### Stored data entries:
##############################
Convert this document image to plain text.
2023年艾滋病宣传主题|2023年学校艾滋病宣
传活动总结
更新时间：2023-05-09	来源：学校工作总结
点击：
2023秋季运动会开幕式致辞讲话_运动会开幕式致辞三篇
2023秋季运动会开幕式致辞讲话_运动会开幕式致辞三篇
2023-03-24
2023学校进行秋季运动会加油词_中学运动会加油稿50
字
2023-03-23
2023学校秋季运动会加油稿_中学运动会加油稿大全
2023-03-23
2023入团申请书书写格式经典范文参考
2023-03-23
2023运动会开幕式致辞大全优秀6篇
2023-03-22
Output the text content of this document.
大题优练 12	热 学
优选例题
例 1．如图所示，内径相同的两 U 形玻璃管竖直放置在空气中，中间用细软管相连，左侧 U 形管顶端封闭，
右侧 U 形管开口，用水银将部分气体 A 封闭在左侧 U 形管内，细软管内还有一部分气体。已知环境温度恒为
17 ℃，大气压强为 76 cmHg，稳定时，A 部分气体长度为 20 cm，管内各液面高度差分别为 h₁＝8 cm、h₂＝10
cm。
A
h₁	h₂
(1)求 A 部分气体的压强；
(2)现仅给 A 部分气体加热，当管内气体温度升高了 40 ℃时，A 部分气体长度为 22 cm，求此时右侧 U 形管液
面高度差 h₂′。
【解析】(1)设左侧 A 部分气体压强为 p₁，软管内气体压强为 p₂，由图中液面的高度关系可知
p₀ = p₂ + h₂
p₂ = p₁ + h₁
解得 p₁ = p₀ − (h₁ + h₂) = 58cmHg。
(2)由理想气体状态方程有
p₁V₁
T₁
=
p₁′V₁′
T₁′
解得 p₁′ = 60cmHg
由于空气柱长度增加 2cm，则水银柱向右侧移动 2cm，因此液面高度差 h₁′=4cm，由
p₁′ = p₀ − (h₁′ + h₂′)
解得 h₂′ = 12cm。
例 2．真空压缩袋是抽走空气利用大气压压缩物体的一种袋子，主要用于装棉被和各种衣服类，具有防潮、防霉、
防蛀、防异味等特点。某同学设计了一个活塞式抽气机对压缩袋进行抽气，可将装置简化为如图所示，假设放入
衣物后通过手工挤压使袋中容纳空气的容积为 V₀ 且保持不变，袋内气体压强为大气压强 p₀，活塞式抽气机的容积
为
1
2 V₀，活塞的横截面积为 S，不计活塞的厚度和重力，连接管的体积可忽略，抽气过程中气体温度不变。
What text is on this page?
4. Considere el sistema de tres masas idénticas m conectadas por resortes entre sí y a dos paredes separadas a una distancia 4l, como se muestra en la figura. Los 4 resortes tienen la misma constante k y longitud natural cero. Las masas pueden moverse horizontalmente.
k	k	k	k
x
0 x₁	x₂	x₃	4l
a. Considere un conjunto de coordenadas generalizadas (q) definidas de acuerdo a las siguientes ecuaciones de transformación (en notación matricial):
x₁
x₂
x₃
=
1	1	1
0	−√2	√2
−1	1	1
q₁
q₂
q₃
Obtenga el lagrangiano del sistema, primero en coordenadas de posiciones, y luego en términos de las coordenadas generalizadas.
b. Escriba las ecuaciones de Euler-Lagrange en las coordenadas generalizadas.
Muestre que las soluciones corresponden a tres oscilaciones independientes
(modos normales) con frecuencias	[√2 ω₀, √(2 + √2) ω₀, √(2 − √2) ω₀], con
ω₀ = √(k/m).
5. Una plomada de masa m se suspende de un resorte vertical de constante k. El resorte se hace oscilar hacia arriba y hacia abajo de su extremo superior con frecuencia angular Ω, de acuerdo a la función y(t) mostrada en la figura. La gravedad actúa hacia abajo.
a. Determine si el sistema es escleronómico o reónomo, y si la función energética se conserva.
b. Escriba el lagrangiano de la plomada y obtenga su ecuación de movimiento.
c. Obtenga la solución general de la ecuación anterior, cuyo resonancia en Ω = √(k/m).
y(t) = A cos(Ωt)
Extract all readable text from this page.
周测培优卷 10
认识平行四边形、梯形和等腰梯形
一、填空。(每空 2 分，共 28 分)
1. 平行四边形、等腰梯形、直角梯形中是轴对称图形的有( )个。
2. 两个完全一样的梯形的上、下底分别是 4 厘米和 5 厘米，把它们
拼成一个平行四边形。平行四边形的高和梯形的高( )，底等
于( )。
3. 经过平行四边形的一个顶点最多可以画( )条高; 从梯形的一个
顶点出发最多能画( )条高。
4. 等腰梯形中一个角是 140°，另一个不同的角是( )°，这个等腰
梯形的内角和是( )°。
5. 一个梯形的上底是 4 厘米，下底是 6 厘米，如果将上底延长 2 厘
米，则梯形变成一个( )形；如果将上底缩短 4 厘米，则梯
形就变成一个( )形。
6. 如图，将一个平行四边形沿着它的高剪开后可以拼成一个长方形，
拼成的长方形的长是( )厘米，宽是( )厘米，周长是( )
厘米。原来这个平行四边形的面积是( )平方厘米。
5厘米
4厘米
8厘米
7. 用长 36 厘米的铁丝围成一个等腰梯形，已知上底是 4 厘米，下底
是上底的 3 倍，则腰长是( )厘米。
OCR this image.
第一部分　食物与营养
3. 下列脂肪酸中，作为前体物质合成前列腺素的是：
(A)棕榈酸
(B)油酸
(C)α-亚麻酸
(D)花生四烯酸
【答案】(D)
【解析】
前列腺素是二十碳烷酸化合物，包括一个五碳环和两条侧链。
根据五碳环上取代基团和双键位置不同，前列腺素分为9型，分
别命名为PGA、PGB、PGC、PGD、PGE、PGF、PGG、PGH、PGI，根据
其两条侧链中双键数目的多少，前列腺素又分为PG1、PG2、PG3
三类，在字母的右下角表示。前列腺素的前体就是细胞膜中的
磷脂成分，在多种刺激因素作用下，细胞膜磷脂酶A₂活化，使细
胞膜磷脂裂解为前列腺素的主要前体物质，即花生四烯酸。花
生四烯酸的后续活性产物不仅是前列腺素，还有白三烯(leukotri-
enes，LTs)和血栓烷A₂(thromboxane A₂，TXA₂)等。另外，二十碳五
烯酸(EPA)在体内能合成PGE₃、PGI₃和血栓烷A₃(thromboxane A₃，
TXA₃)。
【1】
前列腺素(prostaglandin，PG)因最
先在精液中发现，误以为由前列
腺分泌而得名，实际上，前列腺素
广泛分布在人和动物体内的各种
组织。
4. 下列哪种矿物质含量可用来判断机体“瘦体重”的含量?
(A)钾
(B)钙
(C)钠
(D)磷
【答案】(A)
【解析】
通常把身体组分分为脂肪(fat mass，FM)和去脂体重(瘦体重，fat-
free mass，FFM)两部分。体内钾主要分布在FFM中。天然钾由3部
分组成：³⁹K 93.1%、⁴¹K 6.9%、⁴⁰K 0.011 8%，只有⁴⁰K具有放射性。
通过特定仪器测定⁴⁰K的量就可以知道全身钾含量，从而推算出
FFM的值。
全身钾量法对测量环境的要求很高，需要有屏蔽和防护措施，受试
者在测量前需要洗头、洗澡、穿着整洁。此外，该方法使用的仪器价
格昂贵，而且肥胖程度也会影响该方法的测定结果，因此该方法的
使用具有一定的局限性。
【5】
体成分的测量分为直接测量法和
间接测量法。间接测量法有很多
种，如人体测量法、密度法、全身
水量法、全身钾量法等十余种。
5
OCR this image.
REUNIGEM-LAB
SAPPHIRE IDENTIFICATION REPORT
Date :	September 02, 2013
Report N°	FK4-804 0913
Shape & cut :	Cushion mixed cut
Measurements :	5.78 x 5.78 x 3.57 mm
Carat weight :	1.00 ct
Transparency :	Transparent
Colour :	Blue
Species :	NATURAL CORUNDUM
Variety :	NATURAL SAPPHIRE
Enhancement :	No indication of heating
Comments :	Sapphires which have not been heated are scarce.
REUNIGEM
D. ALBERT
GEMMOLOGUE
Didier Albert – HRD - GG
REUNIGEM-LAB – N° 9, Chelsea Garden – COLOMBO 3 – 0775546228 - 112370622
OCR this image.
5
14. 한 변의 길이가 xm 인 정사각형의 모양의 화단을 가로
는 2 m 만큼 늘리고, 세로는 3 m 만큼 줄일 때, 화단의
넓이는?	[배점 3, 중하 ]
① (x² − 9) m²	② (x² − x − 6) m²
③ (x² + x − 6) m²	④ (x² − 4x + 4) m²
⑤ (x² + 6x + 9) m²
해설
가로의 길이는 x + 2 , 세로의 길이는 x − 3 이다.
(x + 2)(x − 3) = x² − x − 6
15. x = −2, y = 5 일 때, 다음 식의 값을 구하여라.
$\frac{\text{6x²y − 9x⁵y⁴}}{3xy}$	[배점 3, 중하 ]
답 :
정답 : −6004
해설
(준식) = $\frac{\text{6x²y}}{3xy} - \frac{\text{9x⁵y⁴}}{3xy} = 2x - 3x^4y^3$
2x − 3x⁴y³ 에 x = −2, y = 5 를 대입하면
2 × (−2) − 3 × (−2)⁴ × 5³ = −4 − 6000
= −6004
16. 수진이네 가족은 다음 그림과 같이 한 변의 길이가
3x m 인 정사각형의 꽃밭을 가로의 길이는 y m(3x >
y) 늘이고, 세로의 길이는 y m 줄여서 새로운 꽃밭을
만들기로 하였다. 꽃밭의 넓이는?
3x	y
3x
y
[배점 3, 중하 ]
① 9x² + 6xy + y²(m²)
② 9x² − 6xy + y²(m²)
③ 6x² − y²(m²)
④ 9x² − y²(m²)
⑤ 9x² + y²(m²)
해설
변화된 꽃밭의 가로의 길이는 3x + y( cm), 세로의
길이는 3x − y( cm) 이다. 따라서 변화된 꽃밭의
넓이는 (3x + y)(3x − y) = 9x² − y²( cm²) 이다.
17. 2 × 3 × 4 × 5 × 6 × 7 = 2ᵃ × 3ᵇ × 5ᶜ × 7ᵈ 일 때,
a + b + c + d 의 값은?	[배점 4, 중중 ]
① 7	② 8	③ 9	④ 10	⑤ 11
##############################
### TASK DIRECTIONS:
Copy each line of the listing in which the word "ecuación" can be found.

### RIGHT ANSWER:
b. Escriba el lagrangiano de la plomada y obtenga su ecuación de movimiento.
c. Obtenga la solución general de la ecuación anterior, cuyo resonancia en Ω = √(k/m).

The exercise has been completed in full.